*** Opening of Provided entries ***

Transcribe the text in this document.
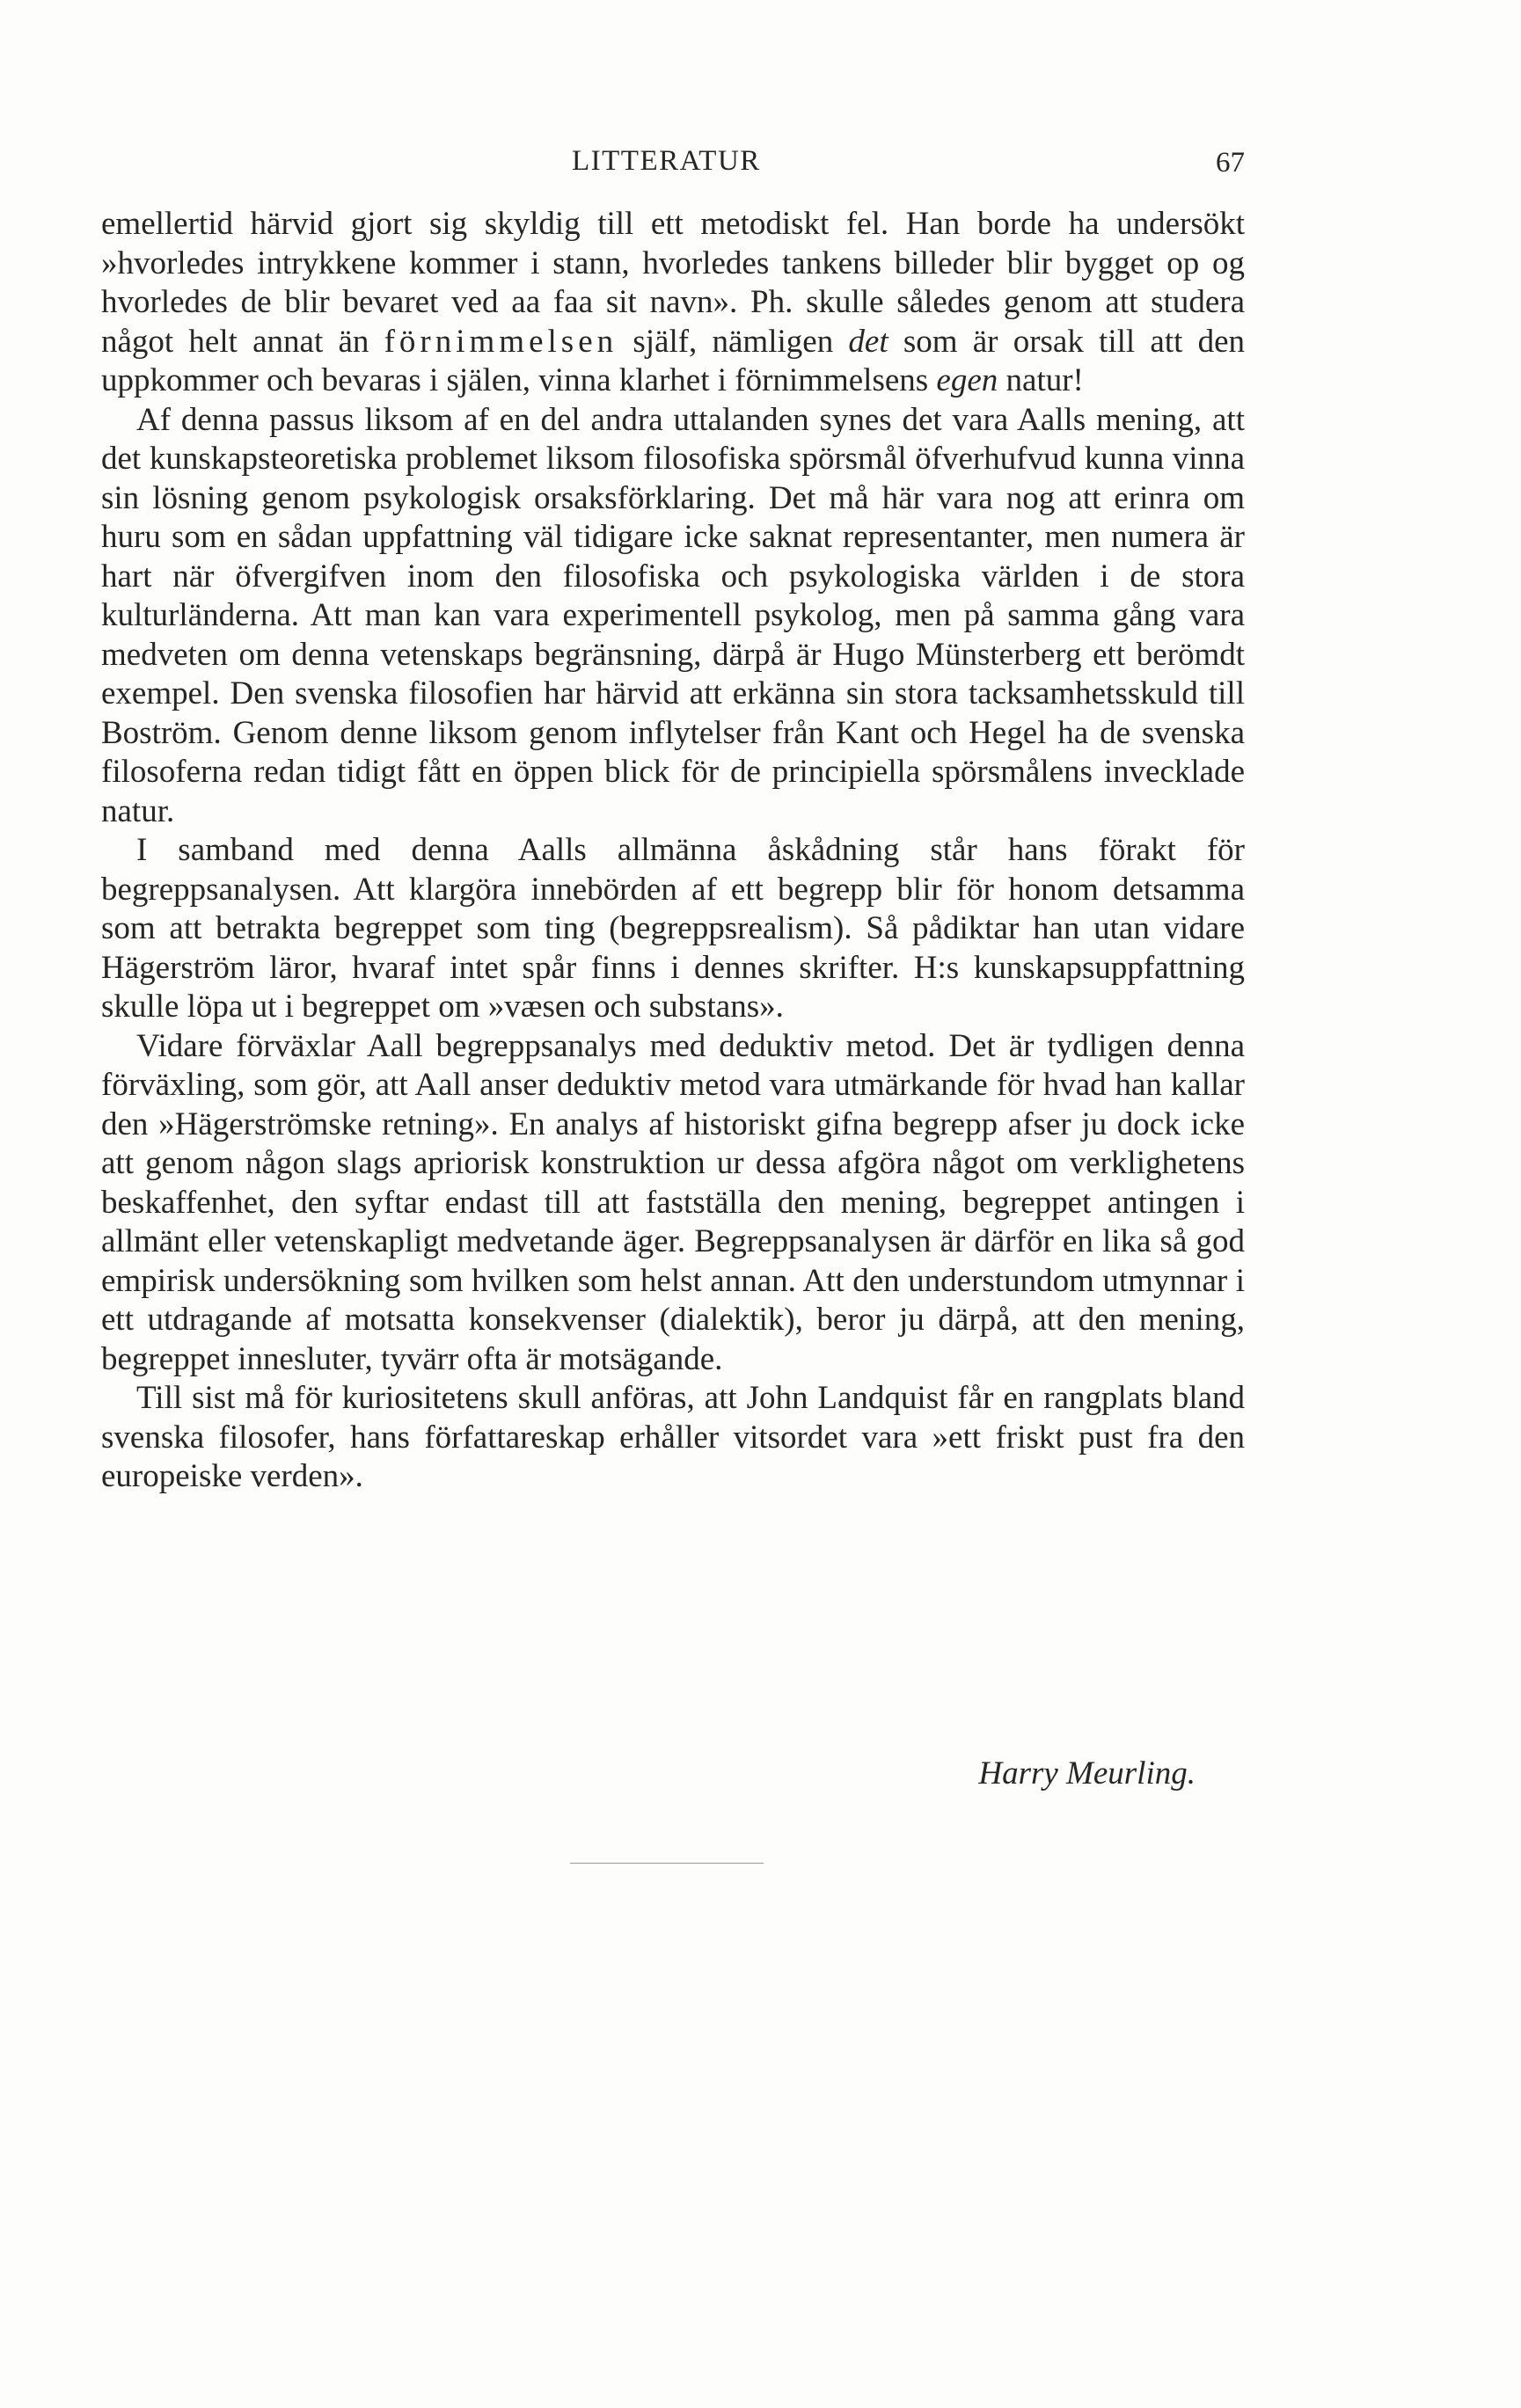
LITTERATUR	67

emellertid härvid gjort sig skyldig till ett metodiskt fel. Han borde ha undersökt »hvorledes intrykkene kommer i stann, hvorledes tankens billeder blir bygget op og hvorledes de blir bevaret ved aa faa sit navn». Ph. skulle således genom att studera något helt annat än förnimmelsen själf, nämligen det som är orsak till att den uppkommer och bevaras i själen, vinna klarhet i förnimmelsens egen natur!

Af denna passus liksom af en del andra uttalanden synes det vara Aalls mening, att det kunskapsteoretiska problemet liksom filosofiska spörsmål öfverhufvud kunna vinna sin lösning genom psykologisk orsaksförklaring. Det må här vara nog att erinra om huru som en sådan uppfattning väl tidigare icke saknat representanter, men numera är hart när öfvergifven inom den filosofiska och psykologiska världen i de stora kulturländerna. Att man kan vara experimentell psykolog, men på samma gång vara medveten om denna vetenskaps begränsning, därpå är Hugo Münsterberg ett berömdt exempel. Den svenska filosofien har härvid att erkänna sin stora tacksamhetsskuld till Boström. Genom denne liksom genom inflytelser från Kant och Hegel ha de svenska filosoferna redan tidigt fått en öppen blick för de principiella spörsmålens invecklade natur.

I samband med denna Aalls allmänna åskådning står hans förakt för begreppsanalysen. Att klargöra innebörden af ett begrepp blir för honom detsamma som att betrakta begreppet som ting (begreppsrealism). Så pådiktar han utan vidare Hägerström läror, hvaraf intet spår finns i dennes skrifter. H:s kunskapsuppfattning skulle löpa ut i begreppet om »væsen och substans».

Vidare förväxlar Aall begreppsanalys med deduktiv metod. Det är tydligen denna förväxling, som gör, att Aall anser deduktiv metod vara utmärkande för hvad han kallar den »Hägerströmske retning». En analys af historiskt gifna begrepp afser ju dock icke att genom någon slags apriorisk konstruktion ur dessa afgöra något om verklighetens beskaffenhet, den syftar endast till att fastställa den mening, begreppet antingen i allmänt eller vetenskapligt medvetande äger. Begreppsanalysen är därför en lika så god empirisk undersökning som hvilken som helst annan. Att den understundom utmynnar i ett utdragande af motsatta konsekvenser (dialektik), beror ju därpå, att den mening, begreppet innesluter, tyvärr ofta är motsägande.

Till sist må för kuriositetens skull anföras, att John Landquist får en rangplats bland svenska filosofer, hans författareskap erhåller vitsordet vara »ett friskt pust fra den europeiske verden».

Harry Meurling.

*** Close of Provided entries ***

Although the records contain pictures, only their text should be repeated, exactly as it appears.

— Your response —
Transcribe the text in this document.
LITTERATUR	67

emellertid härvid gjort sig skyldig till ett metodiskt fel. Han borde ha undersökt »hvorledes intrykkene kommer i stann, hvorledes tankens billeder blir bygget op og hvorledes de blir bevaret ved aa faa sit navn». Ph. skulle således genom att studera något helt annat än förnimmelsen själf, nämligen det som är orsak till att den uppkommer och bevaras i själen, vinna klarhet i förnimmelsens egen natur!

Af denna passus liksom af en del andra uttalanden synes det vara Aalls mening, att det kunskapsteoretiska problemet liksom filosofiska spörsmål öfverhufvud kunna vinna sin lösning genom psykologisk orsaksförklaring. Det må här vara nog att erinra om huru som en sådan uppfattning väl tidigare icke saknat representanter, men numera är hart när öfvergifven inom den filosofiska och psykologiska världen i de stora kulturländerna. Att man kan vara experimentell psykolog, men på samma gång vara medveten om denna vetenskaps begränsning, därpå är Hugo Münsterberg ett berömdt exempel. Den svenska filosofien har härvid att erkänna sin stora tacksamhetsskuld till Boström. Genom denne liksom genom inflytelser från Kant och Hegel ha de svenska filosoferna redan tidigt fått en öppen blick för de principiella spörsmålens invecklade natur.

I samband med denna Aalls allmänna åskådning står hans förakt för begreppsanalysen. Att klargöra innebörden af ett begrepp blir för honom detsamma som att betrakta begreppet som ting (begreppsrealism). Så pådiktar han utan vidare Hägerström läror, hvaraf intet spår finns i dennes skrifter. H:s kunskapsuppfattning skulle löpa ut i begreppet om »væsen och substans».

Vidare förväxlar Aall begreppsanalys med deduktiv metod. Det är tydligen denna förväxling, som gör, att Aall anser deduktiv metod vara utmärkande för hvad han kallar den »Hägerströmske retning». En analys af historiskt gifna begrepp afser ju dock icke att genom någon slags apriorisk konstruktion ur dessa afgöra något om verklighetens beskaffenhet, den syftar endast till att fastställa den mening, begreppet antingen i allmänt eller vetenskapligt medvetande äger. Begreppsanalysen är därför en lika så god empirisk undersökning som hvilken som helst annan. Att den understundom utmynnar i ett utdragande af motsatta konsekvenser (dialektik), beror ju därpå, att den mening, begreppet innesluter, tyvärr ofta är motsägande.

Till sist må för kuriositetens skull anföras, att John Landquist får en rangplats bland svenska filosofer, hans författareskap erhåller vitsordet vara »ett friskt pust fra den europeiske verden».

Harry Meurling.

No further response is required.